Set problem:
Copy the data word for word, keeping every line.
++++ Data listing ++++
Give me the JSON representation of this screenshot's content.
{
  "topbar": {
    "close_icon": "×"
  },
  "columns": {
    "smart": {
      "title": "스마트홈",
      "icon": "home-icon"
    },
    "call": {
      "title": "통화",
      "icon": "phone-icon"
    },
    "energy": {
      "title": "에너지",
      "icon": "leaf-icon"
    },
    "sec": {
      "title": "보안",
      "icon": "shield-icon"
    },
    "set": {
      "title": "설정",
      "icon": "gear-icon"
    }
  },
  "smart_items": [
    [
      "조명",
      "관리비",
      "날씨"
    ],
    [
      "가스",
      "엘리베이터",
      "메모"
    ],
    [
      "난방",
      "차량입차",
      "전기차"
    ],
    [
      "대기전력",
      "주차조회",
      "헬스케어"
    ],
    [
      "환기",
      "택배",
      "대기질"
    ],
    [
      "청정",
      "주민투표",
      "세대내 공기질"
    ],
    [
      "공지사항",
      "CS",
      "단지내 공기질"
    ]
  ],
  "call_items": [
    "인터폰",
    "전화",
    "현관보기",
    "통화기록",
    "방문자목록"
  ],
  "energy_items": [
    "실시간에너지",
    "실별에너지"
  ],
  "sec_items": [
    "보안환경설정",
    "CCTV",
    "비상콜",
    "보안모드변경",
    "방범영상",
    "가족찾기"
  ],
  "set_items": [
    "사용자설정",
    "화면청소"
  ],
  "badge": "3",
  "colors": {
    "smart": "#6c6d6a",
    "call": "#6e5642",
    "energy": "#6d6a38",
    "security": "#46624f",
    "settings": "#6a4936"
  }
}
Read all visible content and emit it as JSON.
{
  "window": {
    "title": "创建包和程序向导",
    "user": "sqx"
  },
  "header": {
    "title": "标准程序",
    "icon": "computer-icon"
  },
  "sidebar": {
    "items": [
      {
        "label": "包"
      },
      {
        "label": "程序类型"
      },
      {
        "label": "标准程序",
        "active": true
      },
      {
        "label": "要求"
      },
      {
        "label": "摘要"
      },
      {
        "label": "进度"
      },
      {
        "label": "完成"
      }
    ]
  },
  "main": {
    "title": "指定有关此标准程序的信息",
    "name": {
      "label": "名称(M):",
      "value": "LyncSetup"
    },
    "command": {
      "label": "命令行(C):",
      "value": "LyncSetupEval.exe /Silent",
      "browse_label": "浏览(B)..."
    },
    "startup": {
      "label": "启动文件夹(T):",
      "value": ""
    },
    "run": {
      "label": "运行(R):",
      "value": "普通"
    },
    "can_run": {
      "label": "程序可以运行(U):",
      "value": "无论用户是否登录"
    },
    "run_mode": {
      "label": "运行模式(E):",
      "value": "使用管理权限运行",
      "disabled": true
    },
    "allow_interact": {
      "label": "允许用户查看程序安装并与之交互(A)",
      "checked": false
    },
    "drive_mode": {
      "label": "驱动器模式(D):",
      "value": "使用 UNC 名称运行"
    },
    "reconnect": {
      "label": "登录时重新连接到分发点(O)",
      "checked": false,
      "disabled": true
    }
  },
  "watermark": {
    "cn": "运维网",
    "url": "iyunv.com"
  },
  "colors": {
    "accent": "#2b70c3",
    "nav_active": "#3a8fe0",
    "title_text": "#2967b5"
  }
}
++++
Output for this exercise:
Give me the JSON representation of this screenshot's content.
{
  "topbar": {
    "close_icon": "×"
  },
  "columns": {
    "smart": {
      "title": "스마트홈",
      "icon": "home-icon"
    },
    "call": {
      "title": "통화",
      "icon": "phone-icon"
    },
    "energy": {
      "title": "에너지",
      "icon": "leaf-icon"
    },
    "sec": {
      "title": "보안",
      "icon": "shield-icon"
    },
    "set": {
      "title": "설정",
      "icon": "gear-icon"
    }
  },
  "smart_items": [
    [
      "조명",
      "관리비",
      "날씨"
    ],
    [
      "가스",
      "엘리베이터",
      "메모"
    ],
    [
      "난방",
      "차량입차",
      "전기차"
    ],
    [
      "대기전력",
      "주차조회",
      "헬스케어"
    ],
    [
      "환기",
      "택배",
      "대기질"
    ],
    [
      "청정",
      "주민투표",
      "세대내 공기질"
    ],
    [
      "공지사항",
      "CS",
      "단지내 공기질"
    ]
  ],
  "call_items": [
    "인터폰",
    "전화",
    "현관보기",
    "통화기록",
    "방문자목록"
  ],
  "energy_items": [
    "실시간에너지",
    "실별에너지"
  ],
  "sec_items": [
    "보안환경설정",
    "CCTV",
    "비상콜",
    "보안모드변경",
    "방범영상",
    "가족찾기"
  ],
  "set_items": [
    "사용자설정",
    "화면청소"
  ],
  "badge": "3",
  "colors": {
    "smart": "#6c6d6a",
    "call": "#6e5642",
    "energy": "#6d6a38",
    "security": "#46624f",
    "settings": "#6a4936"
  }
}
Read all visible content and emit it as JSON.
{
  "window": {
    "title": "创建包和程序向导",
    "user": "sqx"
  },
  "header": {
    "title": "标准程序",
    "icon": "computer-icon"
  },
  "sidebar": {
    "items": [
      {
        "label": "包"
      },
      {
        "label": "程序类型"
      },
      {
        "label": "标准程序",
        "active": true
      },
      {
        "label": "要求"
      },
      {
        "label": "摘要"
      },
      {
        "label": "进度"
      },
      {
        "label": "完成"
      }
    ]
  },
  "main": {
    "title": "指定有关此标准程序的信息",
    "name": {
      "label": "名称(M):",
      "value": "LyncSetup"
    },
    "command": {
      "label": "命令行(C):",
      "value": "LyncSetupEval.exe /Silent",
      "browse_label": "浏览(B)..."
    },
    "startup": {
      "label": "启动文件夹(T):",
      "value": ""
    },
    "run": {
      "label": "运行(R):",
      "value": "普通"
    },
    "can_run": {
      "label": "程序可以运行(U):",
      "value": "无论用户是否登录"
    },
    "run_mode": {
      "label": "运行模式(E):",
      "value": "使用管理权限运行",
      "disabled": true
    },
    "allow_interact": {
      "label": "允许用户查看程序安装并与之交互(A)",
      "checked": false
    },
    "drive_mode": {
      "label": "驱动器模式(D):",
      "value": "使用 UNC 名称运行"
    },
    "reconnect": {
      "label": "登录时重新连接到分发点(O)",
      "checked": false,
      "disabled": true
    }
  },
  "watermark": {
    "cn": "运维网",
    "url": "iyunv.com"
  },
  "colors": {
    "accent": "#2b70c3",
    "nav_active": "#3a8fe0",
    "title_text": "#2967b5"
  }
}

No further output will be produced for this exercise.